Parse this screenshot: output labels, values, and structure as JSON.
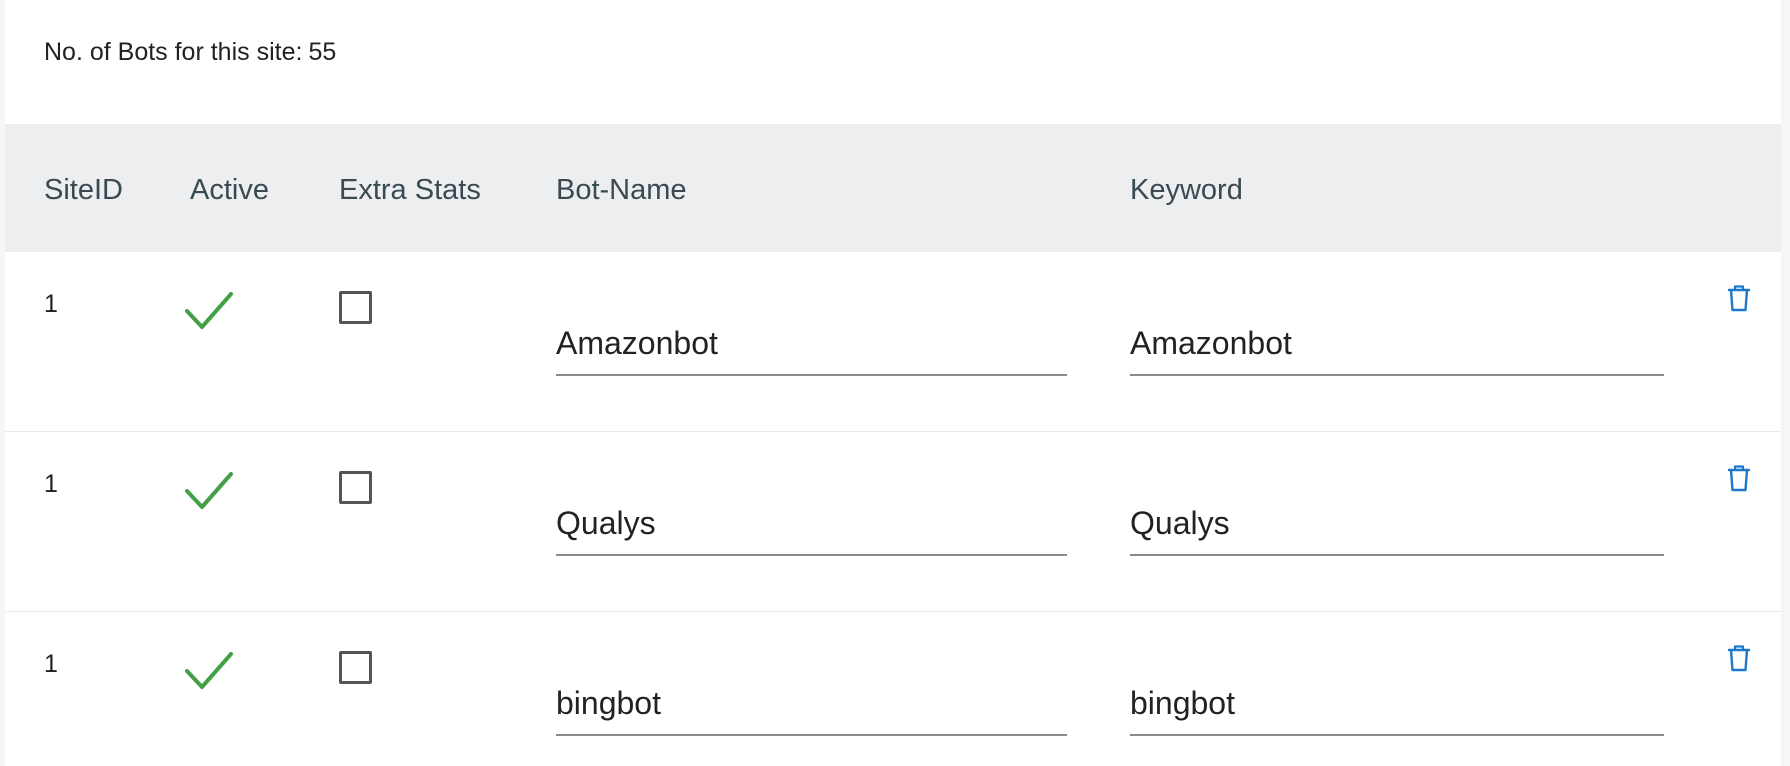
{
  "summary": {
    "label": "No. of Bots for this site:",
    "count": "55"
  },
  "columns": {
    "site_id": "SiteID",
    "active": "Active",
    "extra_stats": "Extra Stats",
    "bot_name": "Bot-Name",
    "keyword": "Keyword"
  },
  "rows": [
    {
      "site_id": "1",
      "active": true,
      "extra_stats": false,
      "bot_name": "Amazonbot",
      "keyword": "Amazonbot"
    },
    {
      "site_id": "1",
      "active": true,
      "extra_stats": false,
      "bot_name": "Qualys",
      "keyword": "Qualys"
    },
    {
      "site_id": "1",
      "active": true,
      "extra_stats": false,
      "bot_name": "bingbot",
      "keyword": "bingbot"
    }
  ],
  "icons": {
    "active": "check-icon",
    "delete": "trash-icon"
  },
  "colors": {
    "check": "#43a047",
    "trash": "#1e78c8",
    "header_bg": "#eceef0",
    "header_text": "#3a4a52"
  }
}
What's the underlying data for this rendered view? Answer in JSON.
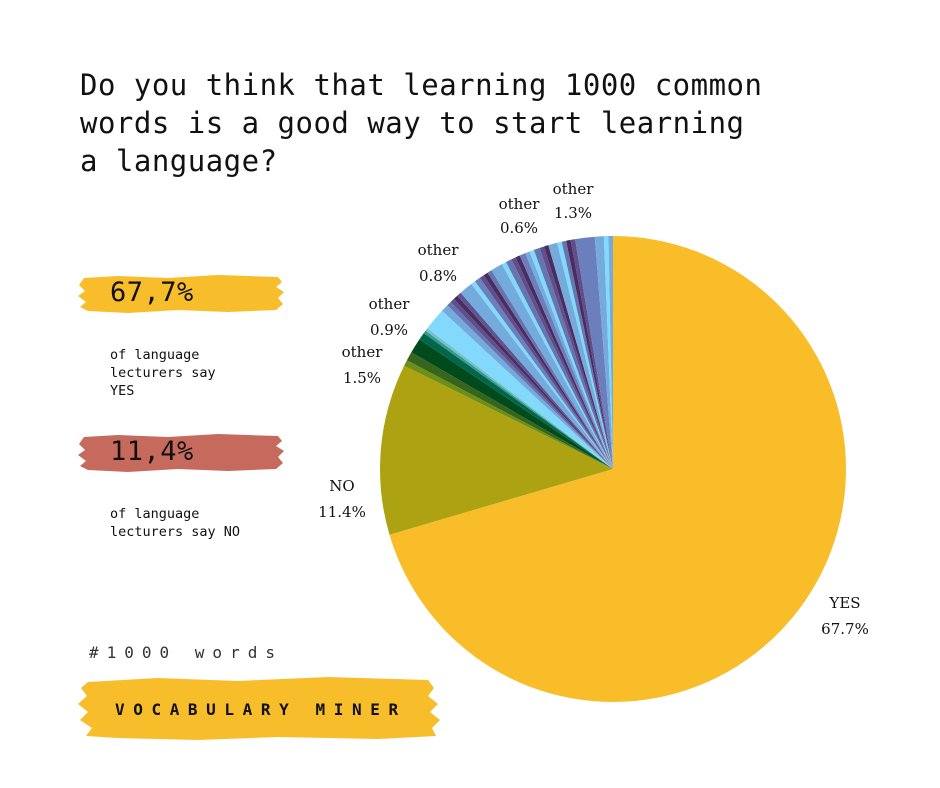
{
  "title": "Do you think that learning 1000 common words is a good way to start learning a language?",
  "title_lines": [
    "Do you think that learning 1000 common",
    "words is a good way to start learning",
    "a language?"
  ],
  "stats": [
    {
      "value": "67,7%",
      "description": "of language\nlecturers say\nYES",
      "highlight_color": "#f7bd2a"
    },
    {
      "value": "11,4%",
      "description": "of language\nlecturers say NO",
      "highlight_color": "#c76a5e"
    }
  ],
  "hashtag": "#1000 words",
  "brand": "VOCABULARY MINER",
  "brand_color": "#f7bd2a",
  "chart_data": {
    "type": "pie",
    "title": "Do you think that learning 1000 common words is a good way to start learning a language?",
    "start_angle": "top",
    "direction": "clockwise",
    "slices": [
      {
        "label": "YES",
        "value": 67.7,
        "color": "#f8bd29",
        "show_label": true
      },
      {
        "label": "NO",
        "value": 11.4,
        "color": "#ada312",
        "show_label": true
      },
      {
        "label": "other",
        "value": 0.4,
        "color": "#6b8f17",
        "show_label": false
      },
      {
        "label": "other",
        "value": 0.6,
        "color": "#38651d",
        "show_label": false
      },
      {
        "label": "other",
        "value": 1.0,
        "color": "#004a1c",
        "show_label": false
      },
      {
        "label": "other",
        "value": 0.5,
        "color": "#00674c",
        "show_label": false
      },
      {
        "label": "other",
        "value": 0.2,
        "color": "#3a9a86",
        "show_label": false
      },
      {
        "label": "other",
        "value": 0.2,
        "color": "#72c3cf",
        "show_label": false
      },
      {
        "label": "other",
        "value": 1.5,
        "color": "#82d9fc",
        "show_label": true
      },
      {
        "label": "other",
        "value": 0.5,
        "color": "#74abdc",
        "show_label": false
      },
      {
        "label": "other",
        "value": 0.3,
        "color": "#6674b0",
        "show_label": false
      },
      {
        "label": "other",
        "value": 0.3,
        "color": "#5e4f8c",
        "show_label": false
      },
      {
        "label": "other",
        "value": 0.3,
        "color": "#4a2c5e",
        "show_label": false
      },
      {
        "label": "other",
        "value": 0.3,
        "color": "#5c5590",
        "show_label": false
      },
      {
        "label": "other",
        "value": 0.9,
        "color": "#74abdc",
        "show_label": true
      },
      {
        "label": "other",
        "value": 0.3,
        "color": "#82d9fc",
        "show_label": false
      },
      {
        "label": "other",
        "value": 0.4,
        "color": "#6b7fbd",
        "show_label": false
      },
      {
        "label": "other",
        "value": 0.3,
        "color": "#5e4f8c",
        "show_label": false
      },
      {
        "label": "other",
        "value": 0.3,
        "color": "#4a2c5e",
        "show_label": false
      },
      {
        "label": "other",
        "value": 0.3,
        "color": "#6674b0",
        "show_label": false
      },
      {
        "label": "other",
        "value": 0.8,
        "color": "#74abdc",
        "show_label": true
      },
      {
        "label": "other",
        "value": 0.3,
        "color": "#82d9fc",
        "show_label": false
      },
      {
        "label": "other",
        "value": 0.4,
        "color": "#6674b0",
        "show_label": false
      },
      {
        "label": "other",
        "value": 0.3,
        "color": "#5e4f8c",
        "show_label": false
      },
      {
        "label": "other",
        "value": 0.3,
        "color": "#4a2c5e",
        "show_label": false
      },
      {
        "label": "other",
        "value": 0.4,
        "color": "#6b7fbd",
        "show_label": false
      },
      {
        "label": "other",
        "value": 0.3,
        "color": "#74abdc",
        "show_label": false
      },
      {
        "label": "other",
        "value": 0.3,
        "color": "#82d9fc",
        "show_label": false
      },
      {
        "label": "other",
        "value": 0.4,
        "color": "#6674b0",
        "show_label": false
      },
      {
        "label": "other",
        "value": 0.3,
        "color": "#5e4f8c",
        "show_label": false
      },
      {
        "label": "other",
        "value": 0.3,
        "color": "#4a2c5e",
        "show_label": false
      },
      {
        "label": "other",
        "value": 0.6,
        "color": "#74abdc",
        "show_label": true
      },
      {
        "label": "other",
        "value": 0.3,
        "color": "#82d9fc",
        "show_label": false
      },
      {
        "label": "other",
        "value": 0.3,
        "color": "#6674b0",
        "show_label": false
      },
      {
        "label": "other",
        "value": 0.3,
        "color": "#4a2c5e",
        "show_label": false
      },
      {
        "label": "other",
        "value": 0.3,
        "color": "#5e4f8c",
        "show_label": false
      },
      {
        "label": "other",
        "value": 1.3,
        "color": "#6b7fbd",
        "show_label": true
      },
      {
        "label": "other",
        "value": 0.6,
        "color": "#74abdc",
        "show_label": false
      },
      {
        "label": "other",
        "value": 0.3,
        "color": "#82d9fc",
        "show_label": false
      },
      {
        "label": "other",
        "value": 0.3,
        "color": "#74abdc",
        "show_label": false
      }
    ],
    "labels": [
      {
        "name": "YES",
        "percent": "67.7%"
      },
      {
        "name": "NO",
        "percent": "11.4%"
      },
      {
        "name": "other",
        "percent": "1.5%"
      },
      {
        "name": "other",
        "percent": "0.9%"
      },
      {
        "name": "other",
        "percent": "0.8%"
      },
      {
        "name": "other",
        "percent": "0.6%"
      },
      {
        "name": "other",
        "percent": "1.3%"
      }
    ],
    "legend": "none"
  }
}
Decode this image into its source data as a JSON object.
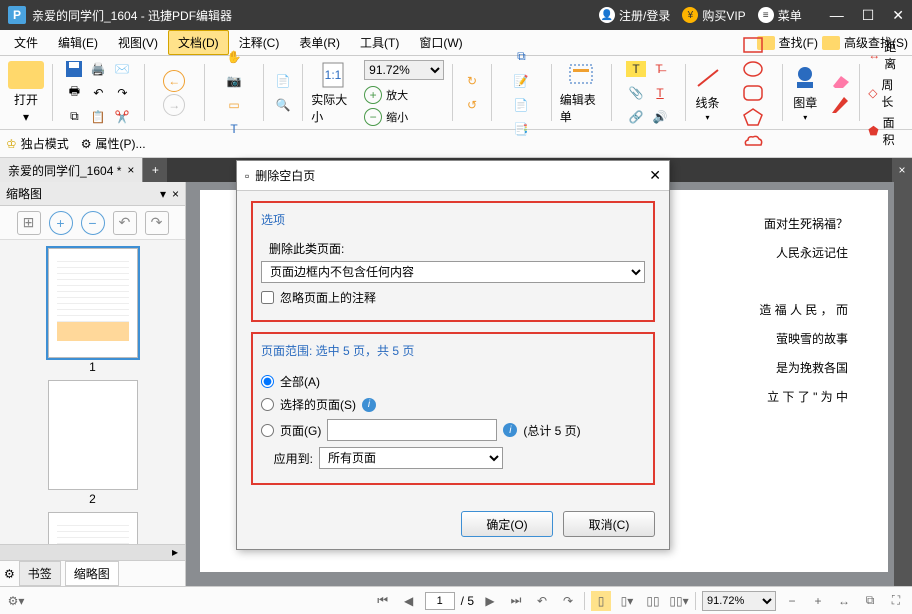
{
  "titlebar": {
    "app_icon_letter": "P",
    "title": "亲爱的同学们_1604  -  迅捷PDF编辑器",
    "register": "注册/登录",
    "buy_vip": "购买VIP",
    "menu": "菜单"
  },
  "menubar": {
    "items": [
      "文件",
      "编辑(E)",
      "视图(V)",
      "文档(D)",
      "注释(C)",
      "表单(R)",
      "工具(T)",
      "窗口(W)"
    ],
    "active_index": 3,
    "search": "查找(F)",
    "adv_search": "高级查找(S)"
  },
  "toolbar": {
    "open": "打开",
    "zoom_value": "91.72%",
    "actual_size": "实际大小",
    "zoom_in": "放大",
    "zoom_out": "缩小",
    "edit_form": "编辑表单",
    "lines": "线条",
    "stamp": "图章",
    "distance": "距离",
    "perimeter": "周长",
    "area": "面积"
  },
  "propbar": {
    "exclusive": "独占模式",
    "props": "属性(P)..."
  },
  "tab": {
    "name": "亲爱的同学们_1604 *"
  },
  "side": {
    "title": "缩略图",
    "page1": "1",
    "page2": "2",
    "bookmarks": "书签",
    "thumbs": "缩略图"
  },
  "document": {
    "lines": [
      "面对生死祸福？",
      "人民永远记住",
      "",
      "造 福 人 民 ， 而",
      "萤映雪的故事",
      "是为挽救各国",
      "立 下 了 \" 为 中"
    ]
  },
  "dialog": {
    "title": "删除空白页",
    "options_label": "选项",
    "delete_pages_label": "删除此类页面:",
    "delete_sel_value": "页面边框内不包含任何内容",
    "ignore_annot": "忽略页面上的注释",
    "range_label": "页面范围: 选中 5 页，共 5 页",
    "all": "全部(A)",
    "selected": "选择的页面(S)",
    "pages_radio": "页面(G)",
    "total_pages": "(总计 5 页)",
    "apply_to": "应用到:",
    "apply_to_value": "所有页面",
    "ok": "确定(O)",
    "cancel": "取消(C)"
  },
  "status": {
    "cur_page": "1",
    "total": "/ 5",
    "zoom": "91.72%"
  }
}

☆ ☆ ☆ ☆ ☆ ☆ ☆

List every line in the records above that contains the word "think".

  "title": "Do you think that learning 1000 common words is a good way to start learning a language?",
    "Do you think that learning 1000 common",
    "title": "Do you think that learning 1000 common words is a good way to start learning a language?",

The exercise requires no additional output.